■ Given exercise ■
Extract each line bearing the word "untuk".
══ Provided data
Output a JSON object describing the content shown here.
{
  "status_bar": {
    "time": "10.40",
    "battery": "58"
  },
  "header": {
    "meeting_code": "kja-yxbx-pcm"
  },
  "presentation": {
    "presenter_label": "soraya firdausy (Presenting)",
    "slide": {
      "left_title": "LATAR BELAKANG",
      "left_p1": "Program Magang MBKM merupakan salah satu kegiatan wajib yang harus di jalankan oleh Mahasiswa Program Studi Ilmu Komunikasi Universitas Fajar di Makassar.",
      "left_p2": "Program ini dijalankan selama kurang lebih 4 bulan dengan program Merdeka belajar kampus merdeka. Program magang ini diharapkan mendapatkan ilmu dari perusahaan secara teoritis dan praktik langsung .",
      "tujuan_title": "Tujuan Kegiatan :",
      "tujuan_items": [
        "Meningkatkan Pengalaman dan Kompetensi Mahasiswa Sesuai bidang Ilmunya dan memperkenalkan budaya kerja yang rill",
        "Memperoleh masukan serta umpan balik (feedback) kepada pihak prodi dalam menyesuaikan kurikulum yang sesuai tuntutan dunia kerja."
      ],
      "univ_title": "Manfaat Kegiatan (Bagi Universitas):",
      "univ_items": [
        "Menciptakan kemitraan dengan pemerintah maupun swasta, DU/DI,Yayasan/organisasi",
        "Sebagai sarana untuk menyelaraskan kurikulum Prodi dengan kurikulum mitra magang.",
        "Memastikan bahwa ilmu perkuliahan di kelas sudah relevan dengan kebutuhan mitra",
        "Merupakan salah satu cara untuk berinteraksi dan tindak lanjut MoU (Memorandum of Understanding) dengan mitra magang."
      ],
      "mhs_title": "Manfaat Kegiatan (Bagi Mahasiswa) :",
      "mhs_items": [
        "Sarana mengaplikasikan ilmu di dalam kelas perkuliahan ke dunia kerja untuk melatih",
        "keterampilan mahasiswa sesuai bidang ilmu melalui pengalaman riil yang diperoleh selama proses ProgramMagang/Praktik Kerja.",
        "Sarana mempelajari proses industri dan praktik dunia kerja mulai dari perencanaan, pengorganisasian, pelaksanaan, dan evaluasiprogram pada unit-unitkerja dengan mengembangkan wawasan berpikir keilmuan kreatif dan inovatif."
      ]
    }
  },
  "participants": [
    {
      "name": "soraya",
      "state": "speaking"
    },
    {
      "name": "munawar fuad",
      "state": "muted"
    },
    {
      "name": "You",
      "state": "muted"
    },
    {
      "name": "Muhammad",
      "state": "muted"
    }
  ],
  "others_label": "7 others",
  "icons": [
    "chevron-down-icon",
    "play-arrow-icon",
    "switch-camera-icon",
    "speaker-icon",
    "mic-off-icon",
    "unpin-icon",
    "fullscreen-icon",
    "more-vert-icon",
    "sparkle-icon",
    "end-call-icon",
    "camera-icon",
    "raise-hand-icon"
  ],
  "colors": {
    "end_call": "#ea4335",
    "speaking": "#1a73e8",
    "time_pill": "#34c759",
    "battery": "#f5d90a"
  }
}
════
■ Complete response ■
        "Sebagai sarana untuk menyelaraskan kurikulum Prodi dengan kurikulum mitra magang.",
        "Merupakan salah satu cara untuk berinteraksi dan tindak lanjut MoU (Memorandum of Understanding) dengan mitra magang."
        "Sarana mengaplikasikan ilmu di dalam kelas perkuliahan ke dunia kerja untuk melatih",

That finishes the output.